-- start of TASK INPUT --
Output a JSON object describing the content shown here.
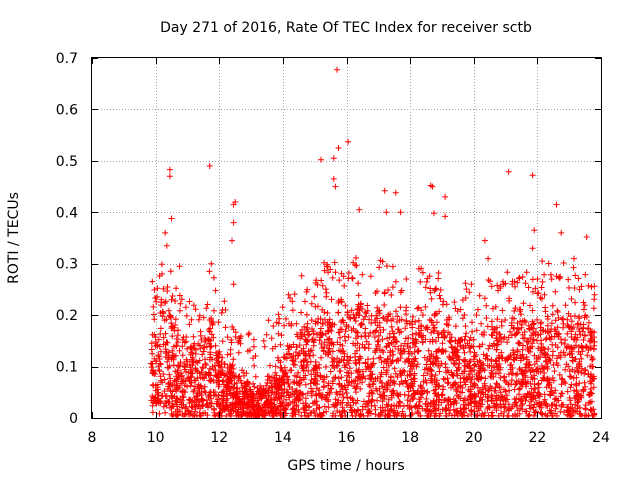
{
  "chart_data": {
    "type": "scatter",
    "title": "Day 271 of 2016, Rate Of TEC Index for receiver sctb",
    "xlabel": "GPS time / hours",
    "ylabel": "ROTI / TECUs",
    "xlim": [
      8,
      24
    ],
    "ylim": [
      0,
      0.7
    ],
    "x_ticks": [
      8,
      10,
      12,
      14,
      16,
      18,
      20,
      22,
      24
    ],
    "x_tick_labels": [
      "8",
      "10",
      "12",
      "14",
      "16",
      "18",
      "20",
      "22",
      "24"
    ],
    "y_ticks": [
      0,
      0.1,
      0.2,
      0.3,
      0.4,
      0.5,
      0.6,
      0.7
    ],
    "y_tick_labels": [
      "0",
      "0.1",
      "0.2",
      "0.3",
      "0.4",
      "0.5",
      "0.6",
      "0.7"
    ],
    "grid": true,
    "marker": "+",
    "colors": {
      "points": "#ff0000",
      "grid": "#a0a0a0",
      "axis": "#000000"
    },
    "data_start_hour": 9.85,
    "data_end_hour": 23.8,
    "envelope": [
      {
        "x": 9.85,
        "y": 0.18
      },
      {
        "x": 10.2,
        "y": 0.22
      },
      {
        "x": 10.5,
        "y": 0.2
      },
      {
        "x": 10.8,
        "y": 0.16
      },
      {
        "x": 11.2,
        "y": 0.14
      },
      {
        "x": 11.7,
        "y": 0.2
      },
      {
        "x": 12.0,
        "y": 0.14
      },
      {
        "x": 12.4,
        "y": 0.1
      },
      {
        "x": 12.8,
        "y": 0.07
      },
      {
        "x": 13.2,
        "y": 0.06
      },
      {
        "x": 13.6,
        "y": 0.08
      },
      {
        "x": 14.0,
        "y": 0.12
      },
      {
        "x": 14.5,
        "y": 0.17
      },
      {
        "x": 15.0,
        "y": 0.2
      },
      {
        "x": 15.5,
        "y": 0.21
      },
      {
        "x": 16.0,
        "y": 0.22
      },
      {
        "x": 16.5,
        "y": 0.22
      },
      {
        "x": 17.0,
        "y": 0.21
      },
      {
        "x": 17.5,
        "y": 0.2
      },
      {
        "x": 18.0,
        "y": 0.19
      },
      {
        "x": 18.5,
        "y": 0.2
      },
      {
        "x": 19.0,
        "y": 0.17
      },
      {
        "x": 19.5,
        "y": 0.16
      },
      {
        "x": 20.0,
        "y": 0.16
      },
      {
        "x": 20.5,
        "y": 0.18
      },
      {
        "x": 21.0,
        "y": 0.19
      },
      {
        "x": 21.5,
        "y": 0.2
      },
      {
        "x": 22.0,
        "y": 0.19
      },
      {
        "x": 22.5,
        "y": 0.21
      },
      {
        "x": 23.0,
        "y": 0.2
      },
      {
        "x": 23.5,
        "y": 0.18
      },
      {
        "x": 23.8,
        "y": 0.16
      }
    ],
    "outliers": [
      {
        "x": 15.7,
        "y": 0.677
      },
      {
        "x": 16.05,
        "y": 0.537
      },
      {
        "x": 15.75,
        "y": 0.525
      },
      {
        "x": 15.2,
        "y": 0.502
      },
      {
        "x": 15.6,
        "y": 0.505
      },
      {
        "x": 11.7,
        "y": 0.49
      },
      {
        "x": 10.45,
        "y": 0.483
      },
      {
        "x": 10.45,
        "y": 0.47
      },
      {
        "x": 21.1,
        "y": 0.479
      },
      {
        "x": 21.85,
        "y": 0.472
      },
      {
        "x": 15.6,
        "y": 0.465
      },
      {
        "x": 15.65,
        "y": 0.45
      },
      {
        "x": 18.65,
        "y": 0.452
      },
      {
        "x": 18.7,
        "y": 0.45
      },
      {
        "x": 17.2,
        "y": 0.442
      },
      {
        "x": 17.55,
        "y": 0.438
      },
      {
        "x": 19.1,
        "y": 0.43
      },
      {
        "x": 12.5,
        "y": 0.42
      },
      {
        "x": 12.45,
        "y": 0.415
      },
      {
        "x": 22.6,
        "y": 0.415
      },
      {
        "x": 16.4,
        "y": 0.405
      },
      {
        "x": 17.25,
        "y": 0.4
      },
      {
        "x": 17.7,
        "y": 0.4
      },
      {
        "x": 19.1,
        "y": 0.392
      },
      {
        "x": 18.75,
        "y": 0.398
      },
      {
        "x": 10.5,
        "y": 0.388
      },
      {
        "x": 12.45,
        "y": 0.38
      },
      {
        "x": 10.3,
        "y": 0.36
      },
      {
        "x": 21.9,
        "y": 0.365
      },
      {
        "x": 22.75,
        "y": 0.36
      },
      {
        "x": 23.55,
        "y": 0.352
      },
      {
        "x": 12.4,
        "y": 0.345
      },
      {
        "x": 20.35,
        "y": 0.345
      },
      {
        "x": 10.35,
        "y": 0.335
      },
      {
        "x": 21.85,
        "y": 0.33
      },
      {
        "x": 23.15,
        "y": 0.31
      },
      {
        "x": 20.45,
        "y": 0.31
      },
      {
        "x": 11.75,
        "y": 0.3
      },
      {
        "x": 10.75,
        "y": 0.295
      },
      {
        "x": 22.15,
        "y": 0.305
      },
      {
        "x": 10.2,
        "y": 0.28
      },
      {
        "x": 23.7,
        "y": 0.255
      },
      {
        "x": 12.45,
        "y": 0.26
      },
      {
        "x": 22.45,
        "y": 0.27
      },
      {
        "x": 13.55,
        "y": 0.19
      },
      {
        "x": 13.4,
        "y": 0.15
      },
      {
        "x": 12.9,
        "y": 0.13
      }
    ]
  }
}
-- end of TASK INPUT --
-- start of TASK INPUT --
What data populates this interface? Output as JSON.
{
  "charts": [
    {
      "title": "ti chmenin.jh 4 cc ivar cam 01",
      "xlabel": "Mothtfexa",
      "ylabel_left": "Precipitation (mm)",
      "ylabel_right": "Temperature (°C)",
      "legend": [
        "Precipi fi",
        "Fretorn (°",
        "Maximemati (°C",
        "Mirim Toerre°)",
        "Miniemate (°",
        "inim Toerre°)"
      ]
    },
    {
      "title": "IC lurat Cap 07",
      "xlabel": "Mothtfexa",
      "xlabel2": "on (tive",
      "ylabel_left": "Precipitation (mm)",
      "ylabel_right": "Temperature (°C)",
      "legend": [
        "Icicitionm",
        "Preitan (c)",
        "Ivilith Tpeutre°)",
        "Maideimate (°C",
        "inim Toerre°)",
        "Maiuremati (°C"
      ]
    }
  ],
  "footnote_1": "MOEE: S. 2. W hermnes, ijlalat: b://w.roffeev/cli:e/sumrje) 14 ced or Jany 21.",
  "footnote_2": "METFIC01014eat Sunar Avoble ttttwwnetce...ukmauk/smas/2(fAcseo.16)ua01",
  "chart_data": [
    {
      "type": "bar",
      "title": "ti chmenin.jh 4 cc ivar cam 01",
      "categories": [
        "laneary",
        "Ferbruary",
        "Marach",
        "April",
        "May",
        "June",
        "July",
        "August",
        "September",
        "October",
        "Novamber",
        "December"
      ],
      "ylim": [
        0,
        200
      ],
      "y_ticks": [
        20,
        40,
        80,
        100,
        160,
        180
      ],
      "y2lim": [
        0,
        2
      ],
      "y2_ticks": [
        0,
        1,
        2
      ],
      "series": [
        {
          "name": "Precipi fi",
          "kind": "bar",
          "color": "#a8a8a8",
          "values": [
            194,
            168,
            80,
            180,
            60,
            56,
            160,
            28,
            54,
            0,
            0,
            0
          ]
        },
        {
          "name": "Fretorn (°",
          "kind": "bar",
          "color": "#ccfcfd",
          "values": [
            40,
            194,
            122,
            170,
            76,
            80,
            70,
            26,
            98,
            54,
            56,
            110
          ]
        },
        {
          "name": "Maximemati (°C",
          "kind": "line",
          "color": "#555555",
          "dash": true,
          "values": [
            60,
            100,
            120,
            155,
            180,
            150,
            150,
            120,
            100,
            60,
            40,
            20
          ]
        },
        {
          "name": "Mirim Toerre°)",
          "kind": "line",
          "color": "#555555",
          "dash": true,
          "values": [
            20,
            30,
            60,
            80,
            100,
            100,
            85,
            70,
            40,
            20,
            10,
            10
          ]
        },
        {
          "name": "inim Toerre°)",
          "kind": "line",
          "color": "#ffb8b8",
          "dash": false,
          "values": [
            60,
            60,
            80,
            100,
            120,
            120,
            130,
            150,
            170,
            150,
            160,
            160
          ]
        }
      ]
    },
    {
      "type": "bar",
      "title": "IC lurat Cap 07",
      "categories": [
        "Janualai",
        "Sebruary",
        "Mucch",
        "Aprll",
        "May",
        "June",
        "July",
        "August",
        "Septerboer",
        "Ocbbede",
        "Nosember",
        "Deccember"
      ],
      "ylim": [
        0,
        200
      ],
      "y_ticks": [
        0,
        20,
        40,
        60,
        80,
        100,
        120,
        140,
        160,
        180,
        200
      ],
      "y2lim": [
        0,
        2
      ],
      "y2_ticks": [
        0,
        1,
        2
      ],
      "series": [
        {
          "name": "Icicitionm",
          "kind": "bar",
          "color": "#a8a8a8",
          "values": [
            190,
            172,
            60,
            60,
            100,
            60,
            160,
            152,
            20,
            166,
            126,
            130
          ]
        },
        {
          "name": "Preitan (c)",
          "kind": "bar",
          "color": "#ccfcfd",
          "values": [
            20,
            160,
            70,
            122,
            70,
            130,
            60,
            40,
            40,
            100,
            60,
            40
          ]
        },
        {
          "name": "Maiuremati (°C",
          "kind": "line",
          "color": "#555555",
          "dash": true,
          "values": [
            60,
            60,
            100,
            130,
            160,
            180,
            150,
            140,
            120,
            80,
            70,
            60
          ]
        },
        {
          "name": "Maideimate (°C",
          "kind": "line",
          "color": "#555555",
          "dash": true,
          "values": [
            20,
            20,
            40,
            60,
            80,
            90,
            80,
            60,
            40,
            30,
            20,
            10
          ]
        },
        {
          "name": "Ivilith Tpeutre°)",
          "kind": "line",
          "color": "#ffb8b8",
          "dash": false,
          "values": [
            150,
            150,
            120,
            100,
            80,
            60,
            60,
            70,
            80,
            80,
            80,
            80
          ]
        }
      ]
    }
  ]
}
-- end of TASK INPUT --
Look through the entries above and list every line containing "name".

RESULT >>
          "name": "Precipi fi",
          "name": "Fretorn (°",
          "name": "Maximemati (°C",
          "name": "Mirim Toerre°)",
          "name": "inim Toerre°)",
          "name": "Icicitionm",
          "name": "Preitan (c)",
          "name": "Maiuremati (°C",
          "name": "Maideimate (°C",
          "name": "Ivilith Tpeutre°)",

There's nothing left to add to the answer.